● REQUEST
Return the number of lines in which the word "Kommunistische" appears; add nothing else.

● SOURCE RECORDS
## Start
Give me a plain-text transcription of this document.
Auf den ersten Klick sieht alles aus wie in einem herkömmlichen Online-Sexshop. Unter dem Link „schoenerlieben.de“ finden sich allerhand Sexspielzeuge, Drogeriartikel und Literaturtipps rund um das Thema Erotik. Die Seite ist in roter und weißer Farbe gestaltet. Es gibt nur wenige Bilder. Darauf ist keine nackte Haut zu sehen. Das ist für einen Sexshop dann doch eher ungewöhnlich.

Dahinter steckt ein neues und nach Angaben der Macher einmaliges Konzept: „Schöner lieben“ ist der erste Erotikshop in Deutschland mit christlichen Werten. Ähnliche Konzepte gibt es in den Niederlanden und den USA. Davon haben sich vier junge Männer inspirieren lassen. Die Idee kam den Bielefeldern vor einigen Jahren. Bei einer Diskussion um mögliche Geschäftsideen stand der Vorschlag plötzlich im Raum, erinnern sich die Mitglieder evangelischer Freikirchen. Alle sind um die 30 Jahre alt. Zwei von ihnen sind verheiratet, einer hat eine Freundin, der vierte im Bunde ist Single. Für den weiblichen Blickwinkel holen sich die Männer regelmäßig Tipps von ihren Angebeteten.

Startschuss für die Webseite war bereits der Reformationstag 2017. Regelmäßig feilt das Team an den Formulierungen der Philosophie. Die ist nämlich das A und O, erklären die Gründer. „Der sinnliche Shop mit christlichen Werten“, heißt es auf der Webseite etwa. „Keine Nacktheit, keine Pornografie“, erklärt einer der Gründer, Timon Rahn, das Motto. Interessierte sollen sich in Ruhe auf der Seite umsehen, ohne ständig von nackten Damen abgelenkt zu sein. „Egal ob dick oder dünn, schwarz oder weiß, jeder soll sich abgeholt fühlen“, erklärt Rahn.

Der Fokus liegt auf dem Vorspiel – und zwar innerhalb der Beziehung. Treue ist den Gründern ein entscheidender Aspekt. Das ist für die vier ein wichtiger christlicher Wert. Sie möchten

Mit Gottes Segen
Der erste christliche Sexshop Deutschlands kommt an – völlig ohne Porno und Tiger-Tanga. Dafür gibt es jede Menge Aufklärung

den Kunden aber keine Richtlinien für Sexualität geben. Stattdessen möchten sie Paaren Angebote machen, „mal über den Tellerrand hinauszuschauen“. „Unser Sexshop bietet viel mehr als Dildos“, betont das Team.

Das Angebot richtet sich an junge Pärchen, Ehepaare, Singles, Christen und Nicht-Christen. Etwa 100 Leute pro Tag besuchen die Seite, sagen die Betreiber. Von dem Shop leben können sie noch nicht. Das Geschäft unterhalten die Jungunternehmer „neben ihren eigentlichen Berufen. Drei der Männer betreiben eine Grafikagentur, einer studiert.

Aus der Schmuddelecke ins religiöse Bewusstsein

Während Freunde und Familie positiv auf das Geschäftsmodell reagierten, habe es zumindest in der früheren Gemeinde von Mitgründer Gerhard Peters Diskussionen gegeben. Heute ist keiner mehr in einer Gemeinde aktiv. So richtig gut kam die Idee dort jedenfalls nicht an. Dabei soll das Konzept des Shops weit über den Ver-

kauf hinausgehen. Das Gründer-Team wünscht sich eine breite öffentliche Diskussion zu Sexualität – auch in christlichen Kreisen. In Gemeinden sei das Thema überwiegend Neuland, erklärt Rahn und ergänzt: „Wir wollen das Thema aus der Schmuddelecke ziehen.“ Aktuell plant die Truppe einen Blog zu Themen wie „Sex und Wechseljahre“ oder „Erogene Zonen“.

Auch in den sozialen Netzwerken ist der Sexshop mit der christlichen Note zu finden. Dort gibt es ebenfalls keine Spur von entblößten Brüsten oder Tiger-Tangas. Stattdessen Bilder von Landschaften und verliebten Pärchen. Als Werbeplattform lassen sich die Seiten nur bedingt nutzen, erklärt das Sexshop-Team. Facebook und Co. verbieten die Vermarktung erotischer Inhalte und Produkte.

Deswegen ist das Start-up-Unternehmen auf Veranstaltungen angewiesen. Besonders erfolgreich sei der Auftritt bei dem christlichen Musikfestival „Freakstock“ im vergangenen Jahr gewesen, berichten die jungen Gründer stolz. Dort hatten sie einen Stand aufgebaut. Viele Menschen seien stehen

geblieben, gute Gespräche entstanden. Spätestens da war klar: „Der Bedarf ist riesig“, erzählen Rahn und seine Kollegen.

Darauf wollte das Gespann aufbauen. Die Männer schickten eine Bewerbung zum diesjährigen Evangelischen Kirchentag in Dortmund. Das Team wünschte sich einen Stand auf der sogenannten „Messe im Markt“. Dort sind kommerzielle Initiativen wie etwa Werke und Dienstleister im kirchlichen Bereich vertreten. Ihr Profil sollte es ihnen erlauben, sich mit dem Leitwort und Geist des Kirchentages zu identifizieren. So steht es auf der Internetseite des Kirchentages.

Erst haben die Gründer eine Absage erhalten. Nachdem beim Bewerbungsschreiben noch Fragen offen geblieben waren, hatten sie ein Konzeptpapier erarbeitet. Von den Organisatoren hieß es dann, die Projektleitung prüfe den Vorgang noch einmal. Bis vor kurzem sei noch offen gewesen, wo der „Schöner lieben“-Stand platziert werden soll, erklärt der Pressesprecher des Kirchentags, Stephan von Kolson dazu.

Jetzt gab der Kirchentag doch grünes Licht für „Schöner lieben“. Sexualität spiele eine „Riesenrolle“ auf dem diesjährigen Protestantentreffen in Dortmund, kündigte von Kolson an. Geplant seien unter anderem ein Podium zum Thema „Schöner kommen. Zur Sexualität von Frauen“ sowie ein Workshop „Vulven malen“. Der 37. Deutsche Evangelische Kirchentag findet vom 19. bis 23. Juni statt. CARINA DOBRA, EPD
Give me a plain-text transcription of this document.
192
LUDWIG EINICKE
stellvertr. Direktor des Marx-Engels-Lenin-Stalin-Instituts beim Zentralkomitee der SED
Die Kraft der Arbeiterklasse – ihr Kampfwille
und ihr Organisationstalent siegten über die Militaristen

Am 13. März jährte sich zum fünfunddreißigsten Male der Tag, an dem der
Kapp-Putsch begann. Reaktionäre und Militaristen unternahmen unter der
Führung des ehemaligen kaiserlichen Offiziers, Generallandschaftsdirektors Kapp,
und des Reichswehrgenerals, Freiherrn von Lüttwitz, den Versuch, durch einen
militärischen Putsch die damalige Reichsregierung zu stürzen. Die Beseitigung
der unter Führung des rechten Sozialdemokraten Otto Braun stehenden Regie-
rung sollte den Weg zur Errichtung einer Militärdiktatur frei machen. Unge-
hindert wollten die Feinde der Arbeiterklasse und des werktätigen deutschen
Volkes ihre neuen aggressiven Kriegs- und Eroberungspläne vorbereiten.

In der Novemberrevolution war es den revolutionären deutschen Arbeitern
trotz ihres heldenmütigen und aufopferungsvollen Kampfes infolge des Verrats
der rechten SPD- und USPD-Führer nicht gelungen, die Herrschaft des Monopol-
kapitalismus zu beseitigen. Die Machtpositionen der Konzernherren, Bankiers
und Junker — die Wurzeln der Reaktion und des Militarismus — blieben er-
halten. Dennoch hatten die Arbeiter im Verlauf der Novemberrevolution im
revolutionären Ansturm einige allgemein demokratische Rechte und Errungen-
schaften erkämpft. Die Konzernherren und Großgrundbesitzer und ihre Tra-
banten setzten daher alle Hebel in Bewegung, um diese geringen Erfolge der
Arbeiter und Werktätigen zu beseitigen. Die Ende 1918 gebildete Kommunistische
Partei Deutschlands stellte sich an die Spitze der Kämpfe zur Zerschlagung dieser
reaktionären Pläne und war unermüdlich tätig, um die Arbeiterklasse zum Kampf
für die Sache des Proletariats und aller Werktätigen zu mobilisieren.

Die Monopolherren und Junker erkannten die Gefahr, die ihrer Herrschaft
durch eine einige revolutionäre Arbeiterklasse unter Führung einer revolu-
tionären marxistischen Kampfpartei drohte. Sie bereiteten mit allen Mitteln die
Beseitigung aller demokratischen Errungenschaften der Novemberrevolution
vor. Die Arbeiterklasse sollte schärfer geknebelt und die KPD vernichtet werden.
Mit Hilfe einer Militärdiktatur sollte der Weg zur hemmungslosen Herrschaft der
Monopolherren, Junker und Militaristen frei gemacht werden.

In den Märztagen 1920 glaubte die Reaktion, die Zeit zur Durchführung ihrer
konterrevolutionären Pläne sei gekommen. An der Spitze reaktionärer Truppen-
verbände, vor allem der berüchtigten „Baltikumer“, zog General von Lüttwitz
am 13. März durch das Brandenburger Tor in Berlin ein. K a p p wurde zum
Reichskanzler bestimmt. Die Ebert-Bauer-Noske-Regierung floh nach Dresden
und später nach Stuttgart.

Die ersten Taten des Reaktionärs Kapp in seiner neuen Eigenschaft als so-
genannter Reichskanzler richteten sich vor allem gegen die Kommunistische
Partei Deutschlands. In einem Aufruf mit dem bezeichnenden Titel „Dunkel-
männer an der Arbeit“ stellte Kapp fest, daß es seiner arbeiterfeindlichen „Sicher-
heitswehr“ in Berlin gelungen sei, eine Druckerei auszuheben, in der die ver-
## End
● ANSWER TO THE PROBLEM
2